Dataset entries on figures
******************************
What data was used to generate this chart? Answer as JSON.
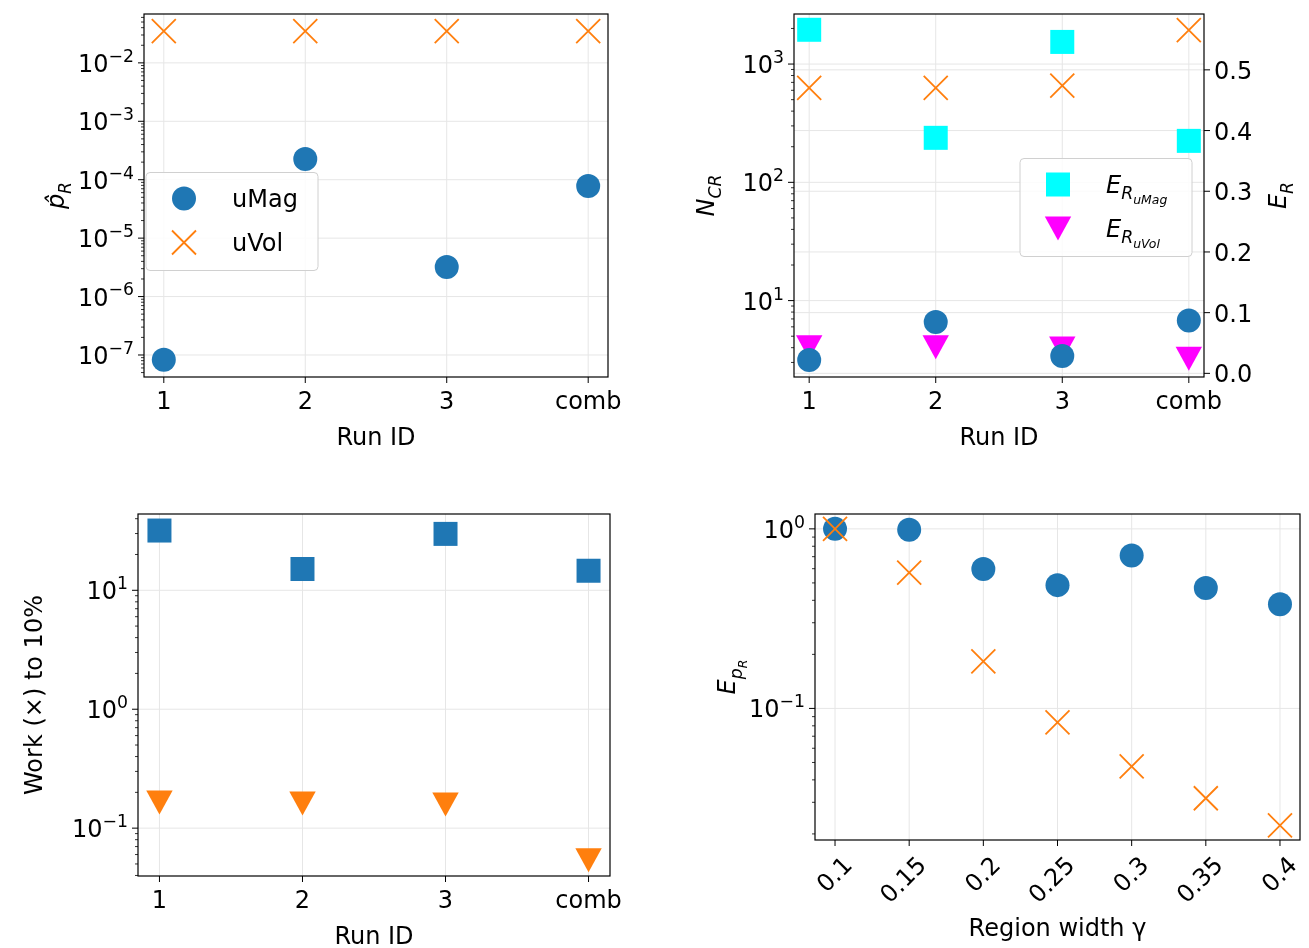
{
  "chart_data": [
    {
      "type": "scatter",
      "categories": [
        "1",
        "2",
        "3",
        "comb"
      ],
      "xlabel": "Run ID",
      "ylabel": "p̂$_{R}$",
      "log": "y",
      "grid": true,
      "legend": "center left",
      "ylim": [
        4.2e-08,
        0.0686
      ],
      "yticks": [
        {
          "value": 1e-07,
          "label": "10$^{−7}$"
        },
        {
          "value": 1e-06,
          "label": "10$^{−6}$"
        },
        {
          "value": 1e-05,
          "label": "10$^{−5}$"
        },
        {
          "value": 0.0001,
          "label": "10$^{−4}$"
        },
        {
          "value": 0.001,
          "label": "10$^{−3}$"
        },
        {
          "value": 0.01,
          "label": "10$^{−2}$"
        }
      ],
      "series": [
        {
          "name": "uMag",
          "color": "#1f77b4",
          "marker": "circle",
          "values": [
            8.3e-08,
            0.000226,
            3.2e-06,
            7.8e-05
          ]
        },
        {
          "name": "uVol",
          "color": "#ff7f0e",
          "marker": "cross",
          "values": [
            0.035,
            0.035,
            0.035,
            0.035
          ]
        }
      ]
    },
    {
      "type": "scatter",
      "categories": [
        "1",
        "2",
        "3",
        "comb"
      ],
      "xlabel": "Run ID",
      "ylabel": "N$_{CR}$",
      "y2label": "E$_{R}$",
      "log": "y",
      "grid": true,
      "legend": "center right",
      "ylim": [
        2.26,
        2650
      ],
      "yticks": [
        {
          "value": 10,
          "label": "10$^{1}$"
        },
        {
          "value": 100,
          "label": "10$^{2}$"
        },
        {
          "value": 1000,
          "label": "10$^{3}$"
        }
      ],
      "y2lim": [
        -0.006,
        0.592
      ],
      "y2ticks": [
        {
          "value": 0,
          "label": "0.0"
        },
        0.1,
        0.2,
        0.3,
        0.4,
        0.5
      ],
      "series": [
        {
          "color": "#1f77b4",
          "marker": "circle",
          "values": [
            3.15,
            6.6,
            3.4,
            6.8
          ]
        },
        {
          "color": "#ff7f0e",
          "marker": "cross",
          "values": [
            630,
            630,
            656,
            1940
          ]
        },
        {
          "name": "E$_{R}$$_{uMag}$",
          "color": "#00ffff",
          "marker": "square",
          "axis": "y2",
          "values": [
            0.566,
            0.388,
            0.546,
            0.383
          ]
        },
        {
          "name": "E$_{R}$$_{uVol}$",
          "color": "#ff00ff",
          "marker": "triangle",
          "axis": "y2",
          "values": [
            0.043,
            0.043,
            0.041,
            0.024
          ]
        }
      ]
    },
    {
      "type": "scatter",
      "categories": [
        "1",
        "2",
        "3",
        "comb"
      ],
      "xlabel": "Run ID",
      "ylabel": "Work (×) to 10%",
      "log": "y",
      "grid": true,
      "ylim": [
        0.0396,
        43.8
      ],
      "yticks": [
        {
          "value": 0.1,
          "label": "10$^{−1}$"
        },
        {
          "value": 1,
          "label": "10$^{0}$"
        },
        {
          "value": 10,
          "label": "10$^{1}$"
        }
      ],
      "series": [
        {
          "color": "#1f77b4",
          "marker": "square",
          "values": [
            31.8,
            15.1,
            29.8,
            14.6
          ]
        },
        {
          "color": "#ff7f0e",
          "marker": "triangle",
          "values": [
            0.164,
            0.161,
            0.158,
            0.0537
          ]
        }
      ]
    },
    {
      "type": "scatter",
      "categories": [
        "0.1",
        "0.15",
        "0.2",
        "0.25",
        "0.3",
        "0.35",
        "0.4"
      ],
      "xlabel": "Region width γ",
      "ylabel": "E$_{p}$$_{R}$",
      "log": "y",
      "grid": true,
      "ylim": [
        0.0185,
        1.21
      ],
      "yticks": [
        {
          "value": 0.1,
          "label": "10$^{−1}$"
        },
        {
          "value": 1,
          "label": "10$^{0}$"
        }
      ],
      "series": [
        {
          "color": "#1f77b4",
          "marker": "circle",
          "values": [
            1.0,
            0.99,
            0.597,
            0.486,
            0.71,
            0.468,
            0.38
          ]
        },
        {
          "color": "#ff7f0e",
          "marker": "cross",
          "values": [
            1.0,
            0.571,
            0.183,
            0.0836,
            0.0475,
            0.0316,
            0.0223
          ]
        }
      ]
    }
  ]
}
******************************
--- What the exercise asks ---
Leave out the pictures and restate everything else word for word.

--- Response to this task ---
What data was used to generate this chart? Answer as JSON.
{
  "chart_data": [
    {
      "type": "scatter",
      "categories": [
        "1",
        "2",
        "3",
        "comb"
      ],
      "xlabel": "Run ID",
      "ylabel": "p̂$_{R}$",
      "log": "y",
      "grid": true,
      "legend": "center left",
      "ylim": [
        4.2e-08,
        0.0686
      ],
      "yticks": [
        {
          "value": 1e-07,
          "label": "10$^{−7}$"
        },
        {
          "value": 1e-06,
          "label": "10$^{−6}$"
        },
        {
          "value": 1e-05,
          "label": "10$^{−5}$"
        },
        {
          "value": 0.0001,
          "label": "10$^{−4}$"
        },
        {
          "value": 0.001,
          "label": "10$^{−3}$"
        },
        {
          "value": 0.01,
          "label": "10$^{−2}$"
        }
      ],
      "series": [
        {
          "name": "uMag",
          "color": "#1f77b4",
          "marker": "circle",
          "values": [
            8.3e-08,
            0.000226,
            3.2e-06,
            7.8e-05
          ]
        },
        {
          "name": "uVol",
          "color": "#ff7f0e",
          "marker": "cross",
          "values": [
            0.035,
            0.035,
            0.035,
            0.035
          ]
        }
      ]
    },
    {
      "type": "scatter",
      "categories": [
        "1",
        "2",
        "3",
        "comb"
      ],
      "xlabel": "Run ID",
      "ylabel": "N$_{CR}$",
      "y2label": "E$_{R}$",
      "log": "y",
      "grid": true,
      "legend": "center right",
      "ylim": [
        2.26,
        2650
      ],
      "yticks": [
        {
          "value": 10,
          "label": "10$^{1}$"
        },
        {
          "value": 100,
          "label": "10$^{2}$"
        },
        {
          "value": 1000,
          "label": "10$^{3}$"
        }
      ],
      "y2lim": [
        -0.006,
        0.592
      ],
      "y2ticks": [
        {
          "value": 0,
          "label": "0.0"
        },
        0.1,
        0.2,
        0.3,
        0.4,
        0.5
      ],
      "series": [
        {
          "color": "#1f77b4",
          "marker": "circle",
          "values": [
            3.15,
            6.6,
            3.4,
            6.8
          ]
        },
        {
          "color": "#ff7f0e",
          "marker": "cross",
          "values": [
            630,
            630,
            656,
            1940
          ]
        },
        {
          "name": "E$_{R}$$_{uMag}$",
          "color": "#00ffff",
          "marker": "square",
          "axis": "y2",
          "values": [
            0.566,
            0.388,
            0.546,
            0.383
          ]
        },
        {
          "name": "E$_{R}$$_{uVol}$",
          "color": "#ff00ff",
          "marker": "triangle",
          "axis": "y2",
          "values": [
            0.043,
            0.043,
            0.041,
            0.024
          ]
        }
      ]
    },
    {
      "type": "scatter",
      "categories": [
        "1",
        "2",
        "3",
        "comb"
      ],
      "xlabel": "Run ID",
      "ylabel": "Work (×) to 10%",
      "log": "y",
      "grid": true,
      "ylim": [
        0.0396,
        43.8
      ],
      "yticks": [
        {
          "value": 0.1,
          "label": "10$^{−1}$"
        },
        {
          "value": 1,
          "label": "10$^{0}$"
        },
        {
          "value": 10,
          "label": "10$^{1}$"
        }
      ],
      "series": [
        {
          "color": "#1f77b4",
          "marker": "square",
          "values": [
            31.8,
            15.1,
            29.8,
            14.6
          ]
        },
        {
          "color": "#ff7f0e",
          "marker": "triangle",
          "values": [
            0.164,
            0.161,
            0.158,
            0.0537
          ]
        }
      ]
    },
    {
      "type": "scatter",
      "categories": [
        "0.1",
        "0.15",
        "0.2",
        "0.25",
        "0.3",
        "0.35",
        "0.4"
      ],
      "xlabel": "Region width γ",
      "ylabel": "E$_{p}$$_{R}$",
      "log": "y",
      "grid": true,
      "ylim": [
        0.0185,
        1.21
      ],
      "yticks": [
        {
          "value": 0.1,
          "label": "10$^{−1}$"
        },
        {
          "value": 1,
          "label": "10$^{0}$"
        }
      ],
      "series": [
        {
          "color": "#1f77b4",
          "marker": "circle",
          "values": [
            1.0,
            0.99,
            0.597,
            0.486,
            0.71,
            0.468,
            0.38
          ]
        },
        {
          "color": "#ff7f0e",
          "marker": "cross",
          "values": [
            1.0,
            0.571,
            0.183,
            0.0836,
            0.0475,
            0.0316,
            0.0223
          ]
        }
      ]
    }
  ]
}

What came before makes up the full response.